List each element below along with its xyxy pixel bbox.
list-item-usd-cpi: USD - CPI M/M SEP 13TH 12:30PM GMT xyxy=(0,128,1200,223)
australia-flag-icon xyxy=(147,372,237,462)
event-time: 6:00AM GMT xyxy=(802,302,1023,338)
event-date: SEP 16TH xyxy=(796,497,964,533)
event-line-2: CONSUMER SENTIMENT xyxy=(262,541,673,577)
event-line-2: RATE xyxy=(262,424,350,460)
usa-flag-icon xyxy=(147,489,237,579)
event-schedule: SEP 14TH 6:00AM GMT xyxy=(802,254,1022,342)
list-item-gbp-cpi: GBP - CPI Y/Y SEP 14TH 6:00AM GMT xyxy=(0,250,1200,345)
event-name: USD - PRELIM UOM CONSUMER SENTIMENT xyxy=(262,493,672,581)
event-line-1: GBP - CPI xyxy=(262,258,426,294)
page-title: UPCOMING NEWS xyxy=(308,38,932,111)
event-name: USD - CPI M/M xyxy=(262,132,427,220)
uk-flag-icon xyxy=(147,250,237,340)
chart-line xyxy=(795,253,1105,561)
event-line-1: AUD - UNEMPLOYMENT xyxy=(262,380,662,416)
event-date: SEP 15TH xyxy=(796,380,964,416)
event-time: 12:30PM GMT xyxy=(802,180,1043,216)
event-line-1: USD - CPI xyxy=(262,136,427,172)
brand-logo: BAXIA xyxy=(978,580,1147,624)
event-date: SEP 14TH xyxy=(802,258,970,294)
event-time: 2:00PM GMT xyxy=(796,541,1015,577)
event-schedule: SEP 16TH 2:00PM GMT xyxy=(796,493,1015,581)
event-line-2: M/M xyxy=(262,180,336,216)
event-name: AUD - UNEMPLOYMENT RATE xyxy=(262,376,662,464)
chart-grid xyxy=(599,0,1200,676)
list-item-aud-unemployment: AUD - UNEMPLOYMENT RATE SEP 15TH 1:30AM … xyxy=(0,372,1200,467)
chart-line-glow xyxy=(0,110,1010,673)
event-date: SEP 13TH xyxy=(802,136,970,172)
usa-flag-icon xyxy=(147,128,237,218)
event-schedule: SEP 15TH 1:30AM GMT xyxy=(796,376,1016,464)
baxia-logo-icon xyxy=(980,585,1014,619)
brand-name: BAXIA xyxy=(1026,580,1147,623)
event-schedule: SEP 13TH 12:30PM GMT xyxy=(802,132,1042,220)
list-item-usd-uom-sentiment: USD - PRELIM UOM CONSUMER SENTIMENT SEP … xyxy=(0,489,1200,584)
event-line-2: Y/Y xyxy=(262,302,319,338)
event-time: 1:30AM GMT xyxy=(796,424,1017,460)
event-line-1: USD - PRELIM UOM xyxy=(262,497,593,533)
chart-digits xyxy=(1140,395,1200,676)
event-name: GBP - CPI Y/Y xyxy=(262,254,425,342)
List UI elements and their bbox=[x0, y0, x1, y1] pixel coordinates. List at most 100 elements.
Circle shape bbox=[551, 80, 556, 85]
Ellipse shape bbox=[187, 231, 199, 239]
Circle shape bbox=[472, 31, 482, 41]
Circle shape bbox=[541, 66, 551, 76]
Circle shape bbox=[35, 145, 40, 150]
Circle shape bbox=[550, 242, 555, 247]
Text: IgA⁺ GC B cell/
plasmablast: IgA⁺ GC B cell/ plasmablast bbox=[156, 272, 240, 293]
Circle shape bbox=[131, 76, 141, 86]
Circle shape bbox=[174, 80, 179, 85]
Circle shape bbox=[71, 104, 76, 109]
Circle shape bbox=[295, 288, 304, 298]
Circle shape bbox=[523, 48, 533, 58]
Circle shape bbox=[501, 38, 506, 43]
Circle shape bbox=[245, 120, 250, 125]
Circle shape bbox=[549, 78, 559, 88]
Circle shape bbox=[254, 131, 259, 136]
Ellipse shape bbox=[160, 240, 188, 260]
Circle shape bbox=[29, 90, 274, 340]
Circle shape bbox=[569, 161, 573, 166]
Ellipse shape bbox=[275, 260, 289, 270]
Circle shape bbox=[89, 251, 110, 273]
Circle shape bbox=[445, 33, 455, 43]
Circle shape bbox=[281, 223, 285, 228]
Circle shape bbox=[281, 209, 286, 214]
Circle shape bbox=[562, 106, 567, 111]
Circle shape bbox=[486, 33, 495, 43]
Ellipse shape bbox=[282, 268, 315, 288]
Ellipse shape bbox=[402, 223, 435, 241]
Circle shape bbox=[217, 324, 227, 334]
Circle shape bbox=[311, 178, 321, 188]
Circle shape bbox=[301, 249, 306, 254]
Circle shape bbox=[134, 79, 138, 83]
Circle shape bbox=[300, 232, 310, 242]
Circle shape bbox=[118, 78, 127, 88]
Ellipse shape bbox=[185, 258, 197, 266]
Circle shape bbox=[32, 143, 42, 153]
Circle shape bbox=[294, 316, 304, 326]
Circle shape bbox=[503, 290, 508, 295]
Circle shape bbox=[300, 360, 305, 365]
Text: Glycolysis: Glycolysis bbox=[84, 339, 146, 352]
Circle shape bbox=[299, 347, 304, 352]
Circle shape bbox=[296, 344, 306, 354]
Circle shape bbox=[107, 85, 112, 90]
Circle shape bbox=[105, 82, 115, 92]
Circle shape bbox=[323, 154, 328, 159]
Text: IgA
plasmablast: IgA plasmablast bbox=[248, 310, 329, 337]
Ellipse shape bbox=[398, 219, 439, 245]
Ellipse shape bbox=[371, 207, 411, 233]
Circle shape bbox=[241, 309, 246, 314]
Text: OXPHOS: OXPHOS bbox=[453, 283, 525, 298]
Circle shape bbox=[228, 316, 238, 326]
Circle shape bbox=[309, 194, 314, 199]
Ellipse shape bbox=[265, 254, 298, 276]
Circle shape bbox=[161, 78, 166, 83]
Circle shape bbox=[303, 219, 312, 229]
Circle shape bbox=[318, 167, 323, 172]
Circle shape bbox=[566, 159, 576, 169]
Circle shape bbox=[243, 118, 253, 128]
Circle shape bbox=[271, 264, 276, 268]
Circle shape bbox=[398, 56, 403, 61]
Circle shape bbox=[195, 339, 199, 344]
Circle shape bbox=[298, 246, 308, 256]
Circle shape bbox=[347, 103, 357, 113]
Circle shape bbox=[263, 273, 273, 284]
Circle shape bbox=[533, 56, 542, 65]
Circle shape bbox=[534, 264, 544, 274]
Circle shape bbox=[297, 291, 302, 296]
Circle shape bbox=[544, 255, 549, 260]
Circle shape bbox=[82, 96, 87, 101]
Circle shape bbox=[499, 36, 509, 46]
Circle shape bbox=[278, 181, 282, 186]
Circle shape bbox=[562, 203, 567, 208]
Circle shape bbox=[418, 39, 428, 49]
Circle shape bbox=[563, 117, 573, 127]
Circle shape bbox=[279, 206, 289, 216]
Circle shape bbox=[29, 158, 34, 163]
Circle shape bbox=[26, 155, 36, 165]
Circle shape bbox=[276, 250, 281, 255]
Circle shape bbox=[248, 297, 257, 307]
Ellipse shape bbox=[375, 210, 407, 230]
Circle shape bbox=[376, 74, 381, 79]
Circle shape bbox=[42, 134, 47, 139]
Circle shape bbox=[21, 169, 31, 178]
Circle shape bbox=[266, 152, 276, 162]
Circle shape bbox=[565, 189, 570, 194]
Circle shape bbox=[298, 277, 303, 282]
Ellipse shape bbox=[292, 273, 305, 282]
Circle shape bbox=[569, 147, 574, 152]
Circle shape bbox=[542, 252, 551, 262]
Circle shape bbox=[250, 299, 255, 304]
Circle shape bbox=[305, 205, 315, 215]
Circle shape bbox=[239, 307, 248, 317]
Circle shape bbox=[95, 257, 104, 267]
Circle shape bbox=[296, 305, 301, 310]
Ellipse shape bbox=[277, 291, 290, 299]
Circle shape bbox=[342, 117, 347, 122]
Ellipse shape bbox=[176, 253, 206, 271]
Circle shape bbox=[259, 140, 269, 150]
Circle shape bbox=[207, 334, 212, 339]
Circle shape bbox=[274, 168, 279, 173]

====

#### [Stated problem]
Reproduce the listing verbatim from its first line through the line containing "event-line-1: USD - PRELIM", including both of those lines.

#### [Correct result]
List each element below along with its xyxy pixel bbox.
list-item-usd-cpi: USD - CPI M/M SEP 13TH 12:30PM GMT xyxy=(0,128,1200,223)
australia-flag-icon xyxy=(147,372,237,462)
event-time: 6:00AM GMT xyxy=(802,302,1023,338)
event-date: SEP 16TH xyxy=(796,497,964,533)
event-line-2: CONSUMER SENTIMENT xyxy=(262,541,673,577)
event-line-2: RATE xyxy=(262,424,350,460)
usa-flag-icon xyxy=(147,489,237,579)
event-schedule: SEP 14TH 6:00AM GMT xyxy=(802,254,1022,342)
list-item-gbp-cpi: GBP - CPI Y/Y SEP 14TH 6:00AM GMT xyxy=(0,250,1200,345)
event-name: USD - PRELIM UOM CONSUMER SENTIMENT xyxy=(262,493,672,581)
event-line-1: GBP - CPI xyxy=(262,258,426,294)
page-title: UPCOMING NEWS xyxy=(308,38,932,111)
event-name: USD - CPI M/M xyxy=(262,132,427,220)
uk-flag-icon xyxy=(147,250,237,340)
chart-line xyxy=(795,253,1105,561)
event-line-1: AUD - UNEMPLOYMENT xyxy=(262,380,662,416)
event-date: SEP 15TH xyxy=(796,380,964,416)
event-time: 12:30PM GMT xyxy=(802,180,1043,216)
event-line-1: USD - CPI xyxy=(262,136,427,172)
brand-logo: BAXIA xyxy=(978,580,1147,624)
event-date: SEP 14TH xyxy=(802,258,970,294)
event-time: 2:00PM GMT xyxy=(796,541,1015,577)
event-schedule: SEP 16TH 2:00PM GMT xyxy=(796,493,1015,581)
event-line-2: M/M xyxy=(262,180,336,216)
event-name: AUD - UNEMPLOYMENT RATE xyxy=(262,376,662,464)
chart-grid xyxy=(599,0,1200,676)
list-item-aud-unemployment: AUD - UNEMPLOYMENT RATE SEP 15TH 1:30AM … xyxy=(0,372,1200,467)
chart-line-glow xyxy=(0,110,1010,673)
event-date: SEP 13TH xyxy=(802,136,970,172)
usa-flag-icon xyxy=(147,128,237,218)
event-schedule: SEP 15TH 1:30AM GMT xyxy=(796,376,1016,464)
baxia-logo-icon xyxy=(980,585,1014,619)
brand-name: BAXIA xyxy=(1026,580,1147,623)
event-schedule: SEP 13TH 12:30PM GMT xyxy=(802,132,1042,220)
list-item-usd-uom-sentiment: USD - PRELIM UOM CONSUMER SENTIMENT SEP … xyxy=(0,489,1200,584)
event-line-2: Y/Y xyxy=(262,302,319,338)
event-time: 1:30AM GMT xyxy=(796,424,1017,460)
event-line-1: USD - PRELIM UOM xyxy=(262,497,593,533)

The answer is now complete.